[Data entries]
--- START ---
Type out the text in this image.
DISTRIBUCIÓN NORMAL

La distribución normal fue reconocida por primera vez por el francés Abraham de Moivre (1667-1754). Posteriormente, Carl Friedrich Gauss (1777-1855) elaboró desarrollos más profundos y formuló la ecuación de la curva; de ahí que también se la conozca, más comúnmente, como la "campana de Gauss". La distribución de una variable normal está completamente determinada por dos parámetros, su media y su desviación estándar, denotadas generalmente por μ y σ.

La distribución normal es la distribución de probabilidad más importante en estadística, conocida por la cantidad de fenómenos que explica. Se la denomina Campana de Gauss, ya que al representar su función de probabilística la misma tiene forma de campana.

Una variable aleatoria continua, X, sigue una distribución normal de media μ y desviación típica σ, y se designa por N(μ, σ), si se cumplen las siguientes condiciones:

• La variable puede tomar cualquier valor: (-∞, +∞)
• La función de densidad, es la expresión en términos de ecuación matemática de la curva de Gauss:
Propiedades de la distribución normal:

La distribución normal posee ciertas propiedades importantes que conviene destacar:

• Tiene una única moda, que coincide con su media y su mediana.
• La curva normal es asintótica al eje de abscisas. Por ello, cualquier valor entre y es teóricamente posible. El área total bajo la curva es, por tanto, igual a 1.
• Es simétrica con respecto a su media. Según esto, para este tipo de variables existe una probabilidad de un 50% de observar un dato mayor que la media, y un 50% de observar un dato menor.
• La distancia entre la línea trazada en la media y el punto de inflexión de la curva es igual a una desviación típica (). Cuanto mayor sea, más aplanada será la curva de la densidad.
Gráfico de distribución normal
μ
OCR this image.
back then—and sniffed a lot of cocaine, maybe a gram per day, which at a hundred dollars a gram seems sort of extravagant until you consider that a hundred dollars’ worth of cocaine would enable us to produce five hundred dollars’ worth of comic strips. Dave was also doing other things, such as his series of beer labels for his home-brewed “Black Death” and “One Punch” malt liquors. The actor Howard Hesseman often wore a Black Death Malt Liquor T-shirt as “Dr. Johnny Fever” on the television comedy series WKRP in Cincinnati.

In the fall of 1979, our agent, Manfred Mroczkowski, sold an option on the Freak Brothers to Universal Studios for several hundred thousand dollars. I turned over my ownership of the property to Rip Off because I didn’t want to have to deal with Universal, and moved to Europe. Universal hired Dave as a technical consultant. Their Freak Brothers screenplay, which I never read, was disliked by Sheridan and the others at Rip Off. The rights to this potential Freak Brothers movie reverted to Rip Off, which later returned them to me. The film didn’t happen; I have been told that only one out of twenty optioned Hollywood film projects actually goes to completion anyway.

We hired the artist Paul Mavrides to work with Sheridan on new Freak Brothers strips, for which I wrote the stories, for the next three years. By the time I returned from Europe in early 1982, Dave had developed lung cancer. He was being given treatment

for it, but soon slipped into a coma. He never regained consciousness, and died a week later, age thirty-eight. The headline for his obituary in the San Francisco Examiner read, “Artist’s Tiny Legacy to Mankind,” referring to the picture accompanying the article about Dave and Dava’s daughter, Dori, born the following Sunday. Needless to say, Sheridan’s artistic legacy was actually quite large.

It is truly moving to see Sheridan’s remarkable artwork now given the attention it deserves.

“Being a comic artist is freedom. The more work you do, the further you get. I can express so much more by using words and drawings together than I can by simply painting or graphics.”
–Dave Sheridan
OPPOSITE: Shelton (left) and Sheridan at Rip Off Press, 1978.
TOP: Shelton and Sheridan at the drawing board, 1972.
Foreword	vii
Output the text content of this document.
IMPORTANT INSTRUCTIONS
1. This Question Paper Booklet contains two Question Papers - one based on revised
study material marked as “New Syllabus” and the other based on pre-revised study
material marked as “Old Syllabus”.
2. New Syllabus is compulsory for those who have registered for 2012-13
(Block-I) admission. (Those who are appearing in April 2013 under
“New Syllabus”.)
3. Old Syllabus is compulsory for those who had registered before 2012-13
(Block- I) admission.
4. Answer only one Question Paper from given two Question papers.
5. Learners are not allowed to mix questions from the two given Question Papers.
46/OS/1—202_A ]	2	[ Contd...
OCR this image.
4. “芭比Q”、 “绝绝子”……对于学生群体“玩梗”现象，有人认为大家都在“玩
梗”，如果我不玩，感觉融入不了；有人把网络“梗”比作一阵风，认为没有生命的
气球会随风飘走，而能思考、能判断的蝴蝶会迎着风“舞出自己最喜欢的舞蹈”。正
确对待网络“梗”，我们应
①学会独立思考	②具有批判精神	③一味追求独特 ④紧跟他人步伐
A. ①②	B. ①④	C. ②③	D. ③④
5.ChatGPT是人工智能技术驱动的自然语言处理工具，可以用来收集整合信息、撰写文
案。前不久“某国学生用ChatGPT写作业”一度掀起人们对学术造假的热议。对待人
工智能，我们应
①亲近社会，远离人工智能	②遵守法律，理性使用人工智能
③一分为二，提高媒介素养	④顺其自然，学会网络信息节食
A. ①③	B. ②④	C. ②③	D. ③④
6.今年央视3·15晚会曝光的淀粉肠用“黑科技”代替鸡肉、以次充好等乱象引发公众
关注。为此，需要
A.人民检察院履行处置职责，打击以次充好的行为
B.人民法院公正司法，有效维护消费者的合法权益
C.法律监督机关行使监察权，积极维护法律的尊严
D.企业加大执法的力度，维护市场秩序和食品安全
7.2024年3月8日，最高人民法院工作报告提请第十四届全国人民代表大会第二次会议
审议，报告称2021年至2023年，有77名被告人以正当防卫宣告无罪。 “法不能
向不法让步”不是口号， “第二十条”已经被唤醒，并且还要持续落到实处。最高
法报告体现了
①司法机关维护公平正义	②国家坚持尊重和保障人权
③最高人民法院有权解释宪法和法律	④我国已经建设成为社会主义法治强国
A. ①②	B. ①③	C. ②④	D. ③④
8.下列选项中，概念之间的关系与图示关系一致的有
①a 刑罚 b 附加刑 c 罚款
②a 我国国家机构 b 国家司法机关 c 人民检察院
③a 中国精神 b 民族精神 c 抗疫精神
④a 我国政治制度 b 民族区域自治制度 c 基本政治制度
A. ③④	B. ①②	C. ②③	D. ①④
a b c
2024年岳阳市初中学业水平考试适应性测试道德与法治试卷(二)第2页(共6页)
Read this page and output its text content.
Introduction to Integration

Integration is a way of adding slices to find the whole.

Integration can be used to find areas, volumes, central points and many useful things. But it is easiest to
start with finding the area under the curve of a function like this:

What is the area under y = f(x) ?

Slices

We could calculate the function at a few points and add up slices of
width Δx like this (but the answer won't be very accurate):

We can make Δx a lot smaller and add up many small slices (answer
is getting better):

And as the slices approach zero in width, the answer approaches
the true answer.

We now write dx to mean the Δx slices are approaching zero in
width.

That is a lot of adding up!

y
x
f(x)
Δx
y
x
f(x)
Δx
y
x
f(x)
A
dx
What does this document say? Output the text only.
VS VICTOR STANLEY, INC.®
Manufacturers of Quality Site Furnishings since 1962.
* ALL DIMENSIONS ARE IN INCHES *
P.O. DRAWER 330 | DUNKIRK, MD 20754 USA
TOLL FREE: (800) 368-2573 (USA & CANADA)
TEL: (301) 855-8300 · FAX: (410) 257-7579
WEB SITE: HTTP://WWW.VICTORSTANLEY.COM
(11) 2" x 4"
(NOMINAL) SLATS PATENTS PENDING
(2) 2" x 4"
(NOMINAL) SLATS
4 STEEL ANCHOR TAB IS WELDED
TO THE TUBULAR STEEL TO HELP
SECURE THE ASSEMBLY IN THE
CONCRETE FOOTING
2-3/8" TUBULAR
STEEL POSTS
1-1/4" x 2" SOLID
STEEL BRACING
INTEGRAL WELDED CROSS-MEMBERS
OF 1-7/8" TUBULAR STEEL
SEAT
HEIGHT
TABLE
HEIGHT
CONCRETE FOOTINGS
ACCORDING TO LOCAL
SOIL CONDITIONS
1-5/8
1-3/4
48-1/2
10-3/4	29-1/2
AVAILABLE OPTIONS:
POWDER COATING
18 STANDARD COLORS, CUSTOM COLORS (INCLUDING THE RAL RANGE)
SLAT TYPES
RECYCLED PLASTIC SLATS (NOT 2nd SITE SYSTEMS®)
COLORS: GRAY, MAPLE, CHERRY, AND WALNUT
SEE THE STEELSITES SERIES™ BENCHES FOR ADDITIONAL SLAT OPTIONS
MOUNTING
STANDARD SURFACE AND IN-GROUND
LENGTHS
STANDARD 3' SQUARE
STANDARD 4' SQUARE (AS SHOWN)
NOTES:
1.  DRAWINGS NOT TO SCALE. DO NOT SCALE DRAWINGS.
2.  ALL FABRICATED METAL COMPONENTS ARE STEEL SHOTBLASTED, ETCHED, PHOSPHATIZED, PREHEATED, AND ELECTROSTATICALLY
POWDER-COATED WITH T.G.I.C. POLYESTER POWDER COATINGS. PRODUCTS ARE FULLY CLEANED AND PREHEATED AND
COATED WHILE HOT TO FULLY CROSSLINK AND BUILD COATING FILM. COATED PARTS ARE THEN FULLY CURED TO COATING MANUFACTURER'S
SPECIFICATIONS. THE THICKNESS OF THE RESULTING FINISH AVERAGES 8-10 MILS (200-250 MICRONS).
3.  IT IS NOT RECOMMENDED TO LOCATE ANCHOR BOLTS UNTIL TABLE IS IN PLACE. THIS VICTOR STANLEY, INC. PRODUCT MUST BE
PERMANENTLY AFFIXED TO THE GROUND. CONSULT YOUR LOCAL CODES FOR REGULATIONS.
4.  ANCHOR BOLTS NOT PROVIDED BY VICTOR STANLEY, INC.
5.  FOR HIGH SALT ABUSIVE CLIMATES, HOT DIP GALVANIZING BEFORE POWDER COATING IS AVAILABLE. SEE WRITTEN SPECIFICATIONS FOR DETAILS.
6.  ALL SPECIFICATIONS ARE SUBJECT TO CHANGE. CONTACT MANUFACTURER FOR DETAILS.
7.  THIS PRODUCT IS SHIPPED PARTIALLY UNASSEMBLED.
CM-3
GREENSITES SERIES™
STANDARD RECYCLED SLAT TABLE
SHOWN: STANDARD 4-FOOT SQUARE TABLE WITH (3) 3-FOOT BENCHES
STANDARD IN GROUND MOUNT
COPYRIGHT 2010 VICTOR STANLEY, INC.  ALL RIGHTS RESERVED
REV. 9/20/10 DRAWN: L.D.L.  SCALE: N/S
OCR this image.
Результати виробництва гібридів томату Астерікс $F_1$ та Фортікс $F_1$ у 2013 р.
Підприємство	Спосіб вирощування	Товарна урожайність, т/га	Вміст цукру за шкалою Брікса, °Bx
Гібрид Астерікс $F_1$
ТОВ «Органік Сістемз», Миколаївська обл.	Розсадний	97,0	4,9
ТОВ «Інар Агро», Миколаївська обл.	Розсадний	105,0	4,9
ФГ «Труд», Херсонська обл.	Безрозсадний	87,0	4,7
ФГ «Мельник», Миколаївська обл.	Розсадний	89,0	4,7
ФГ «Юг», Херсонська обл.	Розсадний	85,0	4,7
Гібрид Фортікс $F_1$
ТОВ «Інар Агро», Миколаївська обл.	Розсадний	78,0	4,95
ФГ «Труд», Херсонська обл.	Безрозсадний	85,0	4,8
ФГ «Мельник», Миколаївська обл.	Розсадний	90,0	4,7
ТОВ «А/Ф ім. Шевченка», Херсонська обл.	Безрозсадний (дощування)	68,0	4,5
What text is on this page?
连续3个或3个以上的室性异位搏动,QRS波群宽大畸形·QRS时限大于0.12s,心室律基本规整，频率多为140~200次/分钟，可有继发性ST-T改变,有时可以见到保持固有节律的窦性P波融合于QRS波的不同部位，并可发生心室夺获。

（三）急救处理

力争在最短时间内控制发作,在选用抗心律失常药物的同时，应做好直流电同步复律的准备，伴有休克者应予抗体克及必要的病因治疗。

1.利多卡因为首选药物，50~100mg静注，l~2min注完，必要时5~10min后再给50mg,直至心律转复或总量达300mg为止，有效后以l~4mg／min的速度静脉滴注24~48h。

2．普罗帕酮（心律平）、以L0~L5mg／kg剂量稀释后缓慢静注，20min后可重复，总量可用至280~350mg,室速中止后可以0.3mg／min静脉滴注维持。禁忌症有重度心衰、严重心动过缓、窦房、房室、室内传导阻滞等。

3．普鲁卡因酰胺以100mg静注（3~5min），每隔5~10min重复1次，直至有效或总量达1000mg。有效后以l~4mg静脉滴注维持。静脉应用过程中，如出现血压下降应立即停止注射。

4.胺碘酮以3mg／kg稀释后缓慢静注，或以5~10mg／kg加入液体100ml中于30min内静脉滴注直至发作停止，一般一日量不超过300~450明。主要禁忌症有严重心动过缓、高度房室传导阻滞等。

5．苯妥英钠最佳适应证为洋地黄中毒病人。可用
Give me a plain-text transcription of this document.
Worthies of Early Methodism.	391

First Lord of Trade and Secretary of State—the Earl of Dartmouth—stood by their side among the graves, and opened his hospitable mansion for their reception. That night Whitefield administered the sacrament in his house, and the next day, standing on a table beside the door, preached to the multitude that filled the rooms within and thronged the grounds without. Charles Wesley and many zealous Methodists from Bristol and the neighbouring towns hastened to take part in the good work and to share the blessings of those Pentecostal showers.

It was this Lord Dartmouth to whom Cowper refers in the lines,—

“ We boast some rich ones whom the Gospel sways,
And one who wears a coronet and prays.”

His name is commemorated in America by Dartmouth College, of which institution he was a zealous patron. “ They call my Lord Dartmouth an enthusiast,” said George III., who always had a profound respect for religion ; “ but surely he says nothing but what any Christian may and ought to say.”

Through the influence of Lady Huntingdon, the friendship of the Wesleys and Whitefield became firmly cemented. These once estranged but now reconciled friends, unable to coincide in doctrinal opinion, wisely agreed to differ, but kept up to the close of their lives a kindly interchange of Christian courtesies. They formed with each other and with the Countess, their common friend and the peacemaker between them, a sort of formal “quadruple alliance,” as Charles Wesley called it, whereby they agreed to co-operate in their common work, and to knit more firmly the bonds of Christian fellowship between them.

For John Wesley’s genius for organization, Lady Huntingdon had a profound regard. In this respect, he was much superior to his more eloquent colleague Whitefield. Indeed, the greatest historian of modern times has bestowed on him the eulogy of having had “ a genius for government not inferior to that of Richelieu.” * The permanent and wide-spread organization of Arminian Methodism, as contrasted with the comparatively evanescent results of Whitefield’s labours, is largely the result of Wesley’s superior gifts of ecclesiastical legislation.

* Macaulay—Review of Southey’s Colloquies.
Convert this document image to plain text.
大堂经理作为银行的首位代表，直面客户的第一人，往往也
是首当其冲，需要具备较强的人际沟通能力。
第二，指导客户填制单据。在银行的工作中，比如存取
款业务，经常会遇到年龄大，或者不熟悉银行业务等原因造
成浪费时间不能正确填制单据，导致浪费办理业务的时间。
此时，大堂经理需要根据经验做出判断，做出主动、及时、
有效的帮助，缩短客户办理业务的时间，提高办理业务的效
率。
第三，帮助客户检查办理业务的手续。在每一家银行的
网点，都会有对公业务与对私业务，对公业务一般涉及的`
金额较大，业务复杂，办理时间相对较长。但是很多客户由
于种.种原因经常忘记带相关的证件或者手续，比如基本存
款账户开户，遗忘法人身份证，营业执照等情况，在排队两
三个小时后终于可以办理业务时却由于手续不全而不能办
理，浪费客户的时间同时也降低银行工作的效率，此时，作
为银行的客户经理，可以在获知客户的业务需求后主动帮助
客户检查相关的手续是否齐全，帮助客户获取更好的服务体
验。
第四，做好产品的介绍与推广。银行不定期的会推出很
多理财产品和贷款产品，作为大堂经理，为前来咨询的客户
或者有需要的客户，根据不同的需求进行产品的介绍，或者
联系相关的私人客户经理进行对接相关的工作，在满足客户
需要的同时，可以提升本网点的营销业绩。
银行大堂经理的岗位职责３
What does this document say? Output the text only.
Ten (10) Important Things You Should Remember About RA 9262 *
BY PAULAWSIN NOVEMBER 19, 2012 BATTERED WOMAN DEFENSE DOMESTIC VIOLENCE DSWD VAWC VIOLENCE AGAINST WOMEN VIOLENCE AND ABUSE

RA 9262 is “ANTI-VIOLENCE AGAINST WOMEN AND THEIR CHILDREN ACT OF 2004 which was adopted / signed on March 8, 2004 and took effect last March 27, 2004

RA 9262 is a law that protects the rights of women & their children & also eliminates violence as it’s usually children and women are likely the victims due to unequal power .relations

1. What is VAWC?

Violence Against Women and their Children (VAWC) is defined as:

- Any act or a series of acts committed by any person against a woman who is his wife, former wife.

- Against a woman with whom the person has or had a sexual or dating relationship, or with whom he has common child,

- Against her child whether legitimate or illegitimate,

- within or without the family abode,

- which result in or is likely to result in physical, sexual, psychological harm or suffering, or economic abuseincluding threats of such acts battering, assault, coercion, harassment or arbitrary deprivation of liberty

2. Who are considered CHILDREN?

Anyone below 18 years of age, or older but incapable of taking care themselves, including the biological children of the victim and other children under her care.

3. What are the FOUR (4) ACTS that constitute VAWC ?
--- END ---
> [WHAT IS BEING ASKED] Some lines of the data above may hold the word "POWDER"; report how many do, and nothing else.

> [COMPLETED EXERCISE] 3